→ Text provided
>>>>
To slow climate change, the foods we eat deserve major attention, just like fossil fuel burning, says Amos Tai, an environmental scientist at the Chinese University of Hong Kong. The fuller picture of food-related emissions demonstrates that the world needs to make drastic changes to the food system if we are to reach international goals for reducing global warming.

Change from developing countries

Scientists have gained a clearer understanding of global human-related emissions in recent years through databases like EDGAR, or Emissions Database for Global Atmospheric Research, developed by the European Union. The database covers every country’s human-emitting activities, from energy production to landfill waste, from 1970 to the present. EDGAR uses a unified methodology to calculate emissions for all economic sectors, says Monica Crippa, a scientific officer at the European Commission’s Joint Research Centre.

Crippa and colleagues, with help from Tubiello, built a companion database of food system–related emissions called EDGAR-FOOD. Using that database, the researchers arrived at the same one-third estimate as Tubiello’s group.

Crippa’s team’s calculations, reported in Nature Food in March 2021, split food system emissions into four broad categories: land (including both agriculture and related land use changes), energy (used for producing, processing, packaging and transporting goods), industry (including the production of chemicals used in farming and materials used to package food) and waste (from unused food).

The land sector is the biggest culprit in food system emissions, Crippa says, accounting for about 70 percent of the global total. But the picture looks different across different nations. The United States and other developed countries rely on highly centralized megafarms for much of their food production; so the energy, industry and waste categories make up more than half of these countries’ food system emissions.

In developing countries, agriculture and changing land use are far greater contributors. Emissions in historically less developed countries have also been rising in the last 30 years, as these countries have cut down wild areas to make way for industrial farming and started eating more meat, another major contributor to emissions with impacts across all four categories.

As a result, agriculture and related landscape shifts have driven major increases in food system emissions among developing countries in recent decades, while emissions in developed countries have not grown.

For instance, China’s food emissions shot up by almost 50 percent from 1990 to 2018, largely due to a rise in meat-eating, according to the EDGAR-FOOD database. In 1980, the average Chinese person ate about 30 grams of meat a day, Tai says. In 2010, the average person in China ate almost five times as much, or just under 150 grams of meat a day.

Top-emitting economies

In recent years, Crippa says, six economies, the top emitters, have been responsible for more than half of total global food emissions. These economies, in order, are China, Brazil, the United States, India, Indonesia and the European Union. The immense populations of China and India help drive their high numbers. Brazil and Indonesia make the list because large swaths of their rainforests have been cut down to make room for farming. When those trees come down, vast amounts of carbon flow into the atmosphere (SN: 7/3/21 & 7/17/21, p. 24).

The United States and the European Union are on the list because of heavy meat consumption. In the United States, meat and other animal products contribute the vast majority of food-related emissions, says Richard Waite, a researcher at the World Resources Institute’s food program in Washington, D.C.
<<<<
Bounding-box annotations
>>>>
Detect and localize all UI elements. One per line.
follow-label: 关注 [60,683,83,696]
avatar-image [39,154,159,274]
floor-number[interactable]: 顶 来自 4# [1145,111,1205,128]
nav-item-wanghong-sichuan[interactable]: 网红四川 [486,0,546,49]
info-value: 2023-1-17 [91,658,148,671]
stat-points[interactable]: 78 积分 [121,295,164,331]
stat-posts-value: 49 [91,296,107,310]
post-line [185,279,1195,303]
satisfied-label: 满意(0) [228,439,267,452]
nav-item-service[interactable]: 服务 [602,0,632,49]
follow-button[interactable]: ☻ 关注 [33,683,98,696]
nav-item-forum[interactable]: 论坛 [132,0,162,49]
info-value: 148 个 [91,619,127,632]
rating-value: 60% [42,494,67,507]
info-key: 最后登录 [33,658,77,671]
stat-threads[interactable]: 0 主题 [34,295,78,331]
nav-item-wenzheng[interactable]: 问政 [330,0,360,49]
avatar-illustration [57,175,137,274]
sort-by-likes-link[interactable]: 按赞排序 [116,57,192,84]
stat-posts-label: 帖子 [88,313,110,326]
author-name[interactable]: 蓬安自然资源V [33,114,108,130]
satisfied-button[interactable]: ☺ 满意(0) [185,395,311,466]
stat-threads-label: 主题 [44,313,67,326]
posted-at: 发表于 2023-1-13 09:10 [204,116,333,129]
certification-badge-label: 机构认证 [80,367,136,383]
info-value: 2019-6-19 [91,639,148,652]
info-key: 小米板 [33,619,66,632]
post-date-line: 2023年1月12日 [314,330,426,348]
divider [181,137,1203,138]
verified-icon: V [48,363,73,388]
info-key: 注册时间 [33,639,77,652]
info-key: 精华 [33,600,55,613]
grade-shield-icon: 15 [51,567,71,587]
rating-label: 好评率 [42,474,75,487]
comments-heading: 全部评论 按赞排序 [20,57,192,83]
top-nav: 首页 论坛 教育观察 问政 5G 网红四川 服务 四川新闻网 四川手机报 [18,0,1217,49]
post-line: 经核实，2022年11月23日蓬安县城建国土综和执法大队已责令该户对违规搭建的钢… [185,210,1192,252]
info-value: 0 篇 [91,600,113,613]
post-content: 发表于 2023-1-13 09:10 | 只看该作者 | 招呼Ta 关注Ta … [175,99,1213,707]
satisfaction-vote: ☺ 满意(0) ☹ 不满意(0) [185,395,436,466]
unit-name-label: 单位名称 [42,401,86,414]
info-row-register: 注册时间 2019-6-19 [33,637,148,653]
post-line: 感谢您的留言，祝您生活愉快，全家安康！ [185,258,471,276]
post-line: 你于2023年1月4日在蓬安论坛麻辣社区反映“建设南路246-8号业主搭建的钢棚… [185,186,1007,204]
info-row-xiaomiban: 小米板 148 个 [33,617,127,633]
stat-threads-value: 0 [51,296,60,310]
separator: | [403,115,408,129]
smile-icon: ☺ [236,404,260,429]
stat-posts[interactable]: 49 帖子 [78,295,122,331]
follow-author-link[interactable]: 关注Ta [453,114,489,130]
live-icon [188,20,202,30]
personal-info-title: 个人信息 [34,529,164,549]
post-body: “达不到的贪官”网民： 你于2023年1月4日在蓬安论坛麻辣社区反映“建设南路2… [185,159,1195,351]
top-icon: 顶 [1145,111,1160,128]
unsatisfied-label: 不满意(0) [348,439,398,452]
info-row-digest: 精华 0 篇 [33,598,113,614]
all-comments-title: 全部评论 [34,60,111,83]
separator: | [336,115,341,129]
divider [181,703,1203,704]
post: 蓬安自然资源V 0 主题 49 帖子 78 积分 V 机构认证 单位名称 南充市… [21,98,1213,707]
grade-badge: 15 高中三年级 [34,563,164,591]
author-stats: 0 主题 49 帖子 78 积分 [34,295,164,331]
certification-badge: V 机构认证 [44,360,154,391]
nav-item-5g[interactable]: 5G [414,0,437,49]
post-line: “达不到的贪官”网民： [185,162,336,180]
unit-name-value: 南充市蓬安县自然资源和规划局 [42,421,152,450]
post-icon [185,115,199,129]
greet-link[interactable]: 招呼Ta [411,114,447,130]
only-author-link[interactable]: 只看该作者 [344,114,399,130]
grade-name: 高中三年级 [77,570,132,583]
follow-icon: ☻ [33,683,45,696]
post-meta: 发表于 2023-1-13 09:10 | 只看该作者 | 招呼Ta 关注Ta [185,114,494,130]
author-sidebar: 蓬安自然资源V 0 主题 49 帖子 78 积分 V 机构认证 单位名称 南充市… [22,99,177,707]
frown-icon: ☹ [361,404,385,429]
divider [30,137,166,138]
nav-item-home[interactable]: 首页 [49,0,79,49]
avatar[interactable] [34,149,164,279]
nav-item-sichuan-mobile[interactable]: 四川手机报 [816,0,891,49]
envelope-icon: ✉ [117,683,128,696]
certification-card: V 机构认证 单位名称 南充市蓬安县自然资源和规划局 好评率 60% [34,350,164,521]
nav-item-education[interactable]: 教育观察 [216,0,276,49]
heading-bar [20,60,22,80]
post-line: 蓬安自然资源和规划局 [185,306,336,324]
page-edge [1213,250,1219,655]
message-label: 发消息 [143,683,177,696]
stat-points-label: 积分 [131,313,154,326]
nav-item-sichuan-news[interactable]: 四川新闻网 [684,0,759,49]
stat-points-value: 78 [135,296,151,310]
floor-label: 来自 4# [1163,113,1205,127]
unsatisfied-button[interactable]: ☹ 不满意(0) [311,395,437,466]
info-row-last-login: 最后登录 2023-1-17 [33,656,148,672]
<<<<
→ Requirement 1
In the food emissions text, roughly what share of global food system emissions comes from the land sector?
→ Requirement 2
In the food emissions text, replace "heavy meat consumption" with "high meat intake" and give the stretch from "The United States and the" through "in Washington, D.C." again.
→ Requirement 3
Condense the paragraph of the food emissions text that begins "In recent years, Crippa says" into two sentences, keeping its main facts.

→ Full response 1
About 70 percent.

→ Full response 2
The United States and the European Union are on the list because of high meat intake. In the United States, meat and other animal products contribute the vast majority of food-related emissions, says Richard Waite, a researcher at the World Resources Institute’s food program in Washington, D.C.

→ Full response 3
Crippa says six top-emitting economies have recently produced more than half of global food emissions: in order, China, Brazil, the United States, India, Indonesia and the European Union. China and India rank high largely because of their immense populations, while Brazil and Indonesia do so because clearing large swaths of rainforest for farming sends vast amounts of carbon into the atmosphere.